→ REQUIRED WORK: Pull every line containing "active" out of the material below.

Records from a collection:

::::

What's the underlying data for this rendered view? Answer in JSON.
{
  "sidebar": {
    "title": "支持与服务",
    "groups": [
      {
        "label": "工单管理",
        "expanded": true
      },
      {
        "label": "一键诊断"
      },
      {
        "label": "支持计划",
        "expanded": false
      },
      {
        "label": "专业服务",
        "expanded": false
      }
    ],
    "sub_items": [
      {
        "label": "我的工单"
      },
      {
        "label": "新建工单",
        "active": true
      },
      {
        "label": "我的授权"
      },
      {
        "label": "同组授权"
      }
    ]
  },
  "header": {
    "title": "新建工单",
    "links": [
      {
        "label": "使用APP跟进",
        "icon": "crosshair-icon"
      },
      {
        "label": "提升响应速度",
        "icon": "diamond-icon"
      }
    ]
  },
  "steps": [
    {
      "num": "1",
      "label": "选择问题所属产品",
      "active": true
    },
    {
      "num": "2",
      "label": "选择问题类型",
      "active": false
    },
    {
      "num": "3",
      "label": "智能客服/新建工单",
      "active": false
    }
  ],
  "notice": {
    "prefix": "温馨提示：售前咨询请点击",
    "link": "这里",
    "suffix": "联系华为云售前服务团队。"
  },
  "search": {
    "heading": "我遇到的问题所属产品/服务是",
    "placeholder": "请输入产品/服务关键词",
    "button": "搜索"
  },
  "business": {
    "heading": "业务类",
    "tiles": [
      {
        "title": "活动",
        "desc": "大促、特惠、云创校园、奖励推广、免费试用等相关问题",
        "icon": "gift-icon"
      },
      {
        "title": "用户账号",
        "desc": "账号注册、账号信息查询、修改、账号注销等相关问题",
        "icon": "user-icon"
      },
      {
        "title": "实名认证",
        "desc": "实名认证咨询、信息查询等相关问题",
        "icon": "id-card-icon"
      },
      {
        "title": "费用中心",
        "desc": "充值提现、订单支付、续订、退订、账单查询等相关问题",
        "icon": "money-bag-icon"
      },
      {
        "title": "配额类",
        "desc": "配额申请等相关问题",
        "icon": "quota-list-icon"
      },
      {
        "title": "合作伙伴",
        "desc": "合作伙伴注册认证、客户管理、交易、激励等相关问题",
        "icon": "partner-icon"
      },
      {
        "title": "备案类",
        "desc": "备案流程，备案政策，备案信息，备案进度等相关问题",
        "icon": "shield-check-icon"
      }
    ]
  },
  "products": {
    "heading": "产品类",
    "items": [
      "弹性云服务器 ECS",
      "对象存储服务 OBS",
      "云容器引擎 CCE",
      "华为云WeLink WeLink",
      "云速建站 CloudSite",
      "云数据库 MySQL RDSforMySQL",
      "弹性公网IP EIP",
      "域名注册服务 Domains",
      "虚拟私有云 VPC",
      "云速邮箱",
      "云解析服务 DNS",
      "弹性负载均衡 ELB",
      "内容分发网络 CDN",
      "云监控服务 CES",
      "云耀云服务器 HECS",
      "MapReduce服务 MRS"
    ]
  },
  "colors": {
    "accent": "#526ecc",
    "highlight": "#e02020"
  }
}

::::

→ REPLY TO THE TASK:
        "active": true
      "active": true
      "active": false
      "active": false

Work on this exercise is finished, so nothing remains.